Exercise task — Present every line of the records below as a numbered list, omitting any blank lines.

▬▬▬▬▬▬

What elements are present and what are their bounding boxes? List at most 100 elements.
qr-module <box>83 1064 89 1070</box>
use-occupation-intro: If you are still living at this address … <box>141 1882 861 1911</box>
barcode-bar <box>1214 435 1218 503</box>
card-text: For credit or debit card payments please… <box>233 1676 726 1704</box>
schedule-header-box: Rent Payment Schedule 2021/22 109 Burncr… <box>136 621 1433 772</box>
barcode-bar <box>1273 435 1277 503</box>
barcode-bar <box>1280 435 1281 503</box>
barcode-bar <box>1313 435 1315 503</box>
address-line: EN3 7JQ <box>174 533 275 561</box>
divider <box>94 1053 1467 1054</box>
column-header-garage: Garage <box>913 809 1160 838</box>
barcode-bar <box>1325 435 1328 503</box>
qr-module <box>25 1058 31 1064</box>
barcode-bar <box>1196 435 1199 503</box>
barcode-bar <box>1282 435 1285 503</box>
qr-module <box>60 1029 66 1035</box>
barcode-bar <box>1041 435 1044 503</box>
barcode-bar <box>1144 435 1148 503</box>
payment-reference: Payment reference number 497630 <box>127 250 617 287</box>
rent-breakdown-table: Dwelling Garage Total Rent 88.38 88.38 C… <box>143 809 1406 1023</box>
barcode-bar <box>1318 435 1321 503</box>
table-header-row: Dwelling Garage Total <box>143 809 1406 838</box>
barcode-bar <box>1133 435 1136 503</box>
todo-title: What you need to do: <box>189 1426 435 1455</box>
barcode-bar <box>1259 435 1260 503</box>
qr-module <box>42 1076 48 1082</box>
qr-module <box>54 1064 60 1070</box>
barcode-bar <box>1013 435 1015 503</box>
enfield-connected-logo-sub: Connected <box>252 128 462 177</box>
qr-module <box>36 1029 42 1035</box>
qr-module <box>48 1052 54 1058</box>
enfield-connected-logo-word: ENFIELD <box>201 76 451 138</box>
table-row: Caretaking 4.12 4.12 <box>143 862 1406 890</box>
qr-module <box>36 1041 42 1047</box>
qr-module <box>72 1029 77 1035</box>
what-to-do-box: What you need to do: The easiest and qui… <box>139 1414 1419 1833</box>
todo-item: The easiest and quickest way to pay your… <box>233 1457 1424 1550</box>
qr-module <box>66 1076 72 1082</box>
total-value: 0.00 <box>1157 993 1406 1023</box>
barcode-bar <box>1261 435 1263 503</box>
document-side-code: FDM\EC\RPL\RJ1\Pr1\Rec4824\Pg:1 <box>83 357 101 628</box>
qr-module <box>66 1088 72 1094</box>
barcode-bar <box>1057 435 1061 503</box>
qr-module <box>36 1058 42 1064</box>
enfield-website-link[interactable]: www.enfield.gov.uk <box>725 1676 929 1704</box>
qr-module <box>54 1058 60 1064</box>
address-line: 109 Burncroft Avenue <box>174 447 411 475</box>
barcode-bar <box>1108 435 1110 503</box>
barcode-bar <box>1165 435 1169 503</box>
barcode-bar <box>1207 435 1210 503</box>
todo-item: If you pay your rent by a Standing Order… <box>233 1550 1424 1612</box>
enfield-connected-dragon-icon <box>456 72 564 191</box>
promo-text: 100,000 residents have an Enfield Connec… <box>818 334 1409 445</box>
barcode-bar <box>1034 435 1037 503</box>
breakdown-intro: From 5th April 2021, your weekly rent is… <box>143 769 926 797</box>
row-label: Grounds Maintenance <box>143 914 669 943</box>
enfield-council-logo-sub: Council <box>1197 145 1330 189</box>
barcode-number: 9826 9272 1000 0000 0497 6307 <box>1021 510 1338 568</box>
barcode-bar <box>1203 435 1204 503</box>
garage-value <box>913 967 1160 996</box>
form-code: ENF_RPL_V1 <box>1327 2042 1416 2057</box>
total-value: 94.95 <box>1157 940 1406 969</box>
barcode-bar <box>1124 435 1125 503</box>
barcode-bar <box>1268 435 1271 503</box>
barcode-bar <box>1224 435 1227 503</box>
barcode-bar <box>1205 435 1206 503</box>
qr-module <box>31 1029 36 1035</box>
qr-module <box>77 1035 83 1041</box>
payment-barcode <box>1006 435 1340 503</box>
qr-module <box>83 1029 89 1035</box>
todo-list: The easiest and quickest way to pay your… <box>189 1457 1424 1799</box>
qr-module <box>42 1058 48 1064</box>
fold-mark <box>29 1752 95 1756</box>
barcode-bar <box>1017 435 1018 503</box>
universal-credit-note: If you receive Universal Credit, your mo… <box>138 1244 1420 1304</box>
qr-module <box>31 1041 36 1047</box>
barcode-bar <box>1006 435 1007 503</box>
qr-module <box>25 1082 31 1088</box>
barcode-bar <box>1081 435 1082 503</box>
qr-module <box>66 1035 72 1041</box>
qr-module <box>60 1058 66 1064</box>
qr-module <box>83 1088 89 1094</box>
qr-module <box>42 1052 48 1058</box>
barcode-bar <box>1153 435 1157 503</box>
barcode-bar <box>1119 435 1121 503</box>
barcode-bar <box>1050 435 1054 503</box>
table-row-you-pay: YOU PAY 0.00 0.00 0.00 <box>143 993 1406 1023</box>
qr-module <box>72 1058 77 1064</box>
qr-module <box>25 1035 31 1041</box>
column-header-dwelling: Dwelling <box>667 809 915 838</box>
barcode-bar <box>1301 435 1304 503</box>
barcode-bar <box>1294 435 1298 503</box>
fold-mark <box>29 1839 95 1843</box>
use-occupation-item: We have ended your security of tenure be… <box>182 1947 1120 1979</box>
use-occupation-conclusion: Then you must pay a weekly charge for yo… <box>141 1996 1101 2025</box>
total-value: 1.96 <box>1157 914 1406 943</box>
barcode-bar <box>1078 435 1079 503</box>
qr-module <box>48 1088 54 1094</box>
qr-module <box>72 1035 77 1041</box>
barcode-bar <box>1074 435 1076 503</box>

▬▬▬▬▬▬

Completed task —
1. What elements are present and what are their bounding boxes? List at most 100 elements.
2. qr-module <box>83 1064 89 1070</box>
3. use-occupation-intro: If you are still living at this address … <box>141 1882 861 1911</box>
4. barcode-bar <box>1214 435 1218 503</box>
5. card-text: For credit or debit card payments please… <box>233 1676 726 1704</box>
6. schedule-header-box: Rent Payment Schedule 2021/22 109 Burncr… <box>136 621 1433 772</box>
7. barcode-bar <box>1273 435 1277 503</box>
8. barcode-bar <box>1280 435 1281 503</box>
9. barcode-bar <box>1313 435 1315 503</box>
10. address-line: EN3 7JQ <box>174 533 275 561</box>
11. divider <box>94 1053 1467 1054</box>
12. column-header-garage: Garage <box>913 809 1160 838</box>
13. barcode-bar <box>1325 435 1328 503</box>
14. qr-module <box>25 1058 31 1064</box>
15. barcode-bar <box>1196 435 1199 503</box>
16. barcode-bar <box>1282 435 1285 503</box>
17. qr-module <box>60 1029 66 1035</box>
18. barcode-bar <box>1041 435 1044 503</box>
19. barcode-bar <box>1144 435 1148 503</box>
20. payment-reference: Payment reference number 497630 <box>127 250 617 287</box>
21. rent-breakdown-table: Dwelling Garage Total Rent 88.38 88.38 C… <box>143 809 1406 1023</box>
22. barcode-bar <box>1318 435 1321 503</box>
23. table-header-row: Dwelling Garage Total <box>143 809 1406 838</box>
24. barcode-bar <box>1133 435 1136 503</box>
25. todo-title: What you need to do: <box>189 1426 435 1455</box>
26. barcode-bar <box>1259 435 1260 503</box>
27. qr-module <box>42 1076 48 1082</box>
28. qr-module <box>54 1064 60 1070</box>
29. barcode-bar <box>1013 435 1015 503</box>
30. enfield-connected-logo-sub: Connected <box>252 128 462 177</box>
31. qr-module <box>36 1029 42 1035</box>
32. qr-module <box>48 1052 54 1058</box>
33. enfield-connected-logo-word: ENFIELD <box>201 76 451 138</box>
34. table-row: Caretaking 4.12 4.12 <box>143 862 1406 890</box>
35. qr-module <box>36 1041 42 1047</box>
36. qr-module <box>72 1029 77 1035</box>
37. what-to-do-box: What you need to do: The easiest and qui… <box>139 1414 1419 1833</box>
38. todo-item: The easiest and quickest way to pay your… <box>233 1457 1424 1550</box>
39. qr-module <box>66 1076 72 1082</box>
40. total-value: 0.00 <box>1157 993 1406 1023</box>
41. barcode-bar <box>1261 435 1263 503</box>
42. document-side-code: FDM\EC\RPL\RJ1\Pr1\Rec4824\Pg:1 <box>83 357 101 628</box>
43. qr-module <box>66 1088 72 1094</box>
44. barcode-bar <box>1057 435 1061 503</box>
45. qr-module <box>36 1058 42 1064</box>
46. enfield-website-link[interactable]: www.enfield.gov.uk <box>725 1676 929 1704</box>
47. qr-module <box>54 1058 60 1064</box>
48. address-line: 109 Burncroft Avenue <box>174 447 411 475</box>
49. barcode-bar <box>1108 435 1110 503</box>
50. barcode-bar <box>1165 435 1169 503</box>
51. barcode-bar <box>1207 435 1210 503</box>
52. todo-item: If you pay your rent by a Standing Order… <box>233 1550 1424 1612</box>
53. enfield-connected-dragon-icon <box>456 72 564 191</box>
54. promo-text: 100,000 residents have an Enfield Connec… <box>818 334 1409 445</box>
55. barcode-bar <box>1034 435 1037 503</box>
56. breakdown-intro: From 5th April 2021, your weekly rent is… <box>143 769 926 797</box>
57. row-label: Grounds Maintenance <box>143 914 669 943</box>
58. enfield-council-logo-sub: Council <box>1197 145 1330 189</box>
59. barcode-number: 9826 9272 1000 0000 0497 6307 <box>1021 510 1338 568</box>
60. barcode-bar <box>1203 435 1204 503</box>
61. garage-value <box>913 967 1160 996</box>
62. form-code: ENF_RPL_V1 <box>1327 2042 1416 2057</box>
63. total-value: 94.95 <box>1157 940 1406 969</box>
64. barcode-bar <box>1124 435 1125 503</box>
65. barcode-bar <box>1268 435 1271 503</box>
66. barcode-bar <box>1224 435 1227 503</box>
67. barcode-bar <box>1205 435 1206 503</box>
68. qr-module <box>31 1029 36 1035</box>
69. qr-module <box>77 1035 83 1041</box>
70. payment-barcode <box>1006 435 1340 503</box>
71. qr-module <box>83 1029 89 1035</box>
72. todo-list: The easiest and quickest way to pay your… <box>189 1457 1424 1799</box>
73. qr-module <box>42 1058 48 1064</box>
74. fold-mark <box>29 1752 95 1756</box>
75. barcode-bar <box>1017 435 1018 503</box>
76. universal-credit-note: If you receive Universal Credit, your mo… <box>138 1244 1420 1304</box>
77. qr-module <box>31 1041 36 1047</box>
78. barcode-bar <box>1006 435 1007 503</box>
79. qr-module <box>25 1082 31 1088</box>
80. barcode-bar <box>1081 435 1082 503</box>
81. qr-module <box>66 1035 72 1041</box>
82. qr-module <box>60 1058 66 1064</box>
83. qr-module <box>83 1088 89 1094</box>
84. qr-module <box>42 1052 48 1058</box>
85. barcode-bar <box>1153 435 1157 503</box>
86. barcode-bar <box>1119 435 1121 503</box>
87. barcode-bar <box>1050 435 1054 503</box>
88. table-row-you-pay: YOU PAY 0.00 0.00 0.00 <box>143 993 1406 1023</box>
89. qr-module <box>72 1058 77 1064</box>
90. qr-module <box>25 1035 31 1041</box>
91. column-header-dwelling: Dwelling <box>667 809 915 838</box>
92. barcode-bar <box>1301 435 1304 503</box>
93. barcode-bar <box>1294 435 1298 503</box>
94. fold-mark <box>29 1839 95 1843</box>
95. use-occupation-item: We have ended your security of tenure be… <box>182 1947 1120 1979</box>
96. use-occupation-conclusion: Then you must pay a weekly charge for yo… <box>141 1996 1101 2025</box>
97. total-value: 1.96 <box>1157 914 1406 943</box>
98. barcode-bar <box>1078 435 1079 503</box>
99. qr-module <box>48 1088 54 1094</box>
100. qr-module <box>72 1035 77 1041</box>
101. barcode-bar <box>1074 435 1076 503</box>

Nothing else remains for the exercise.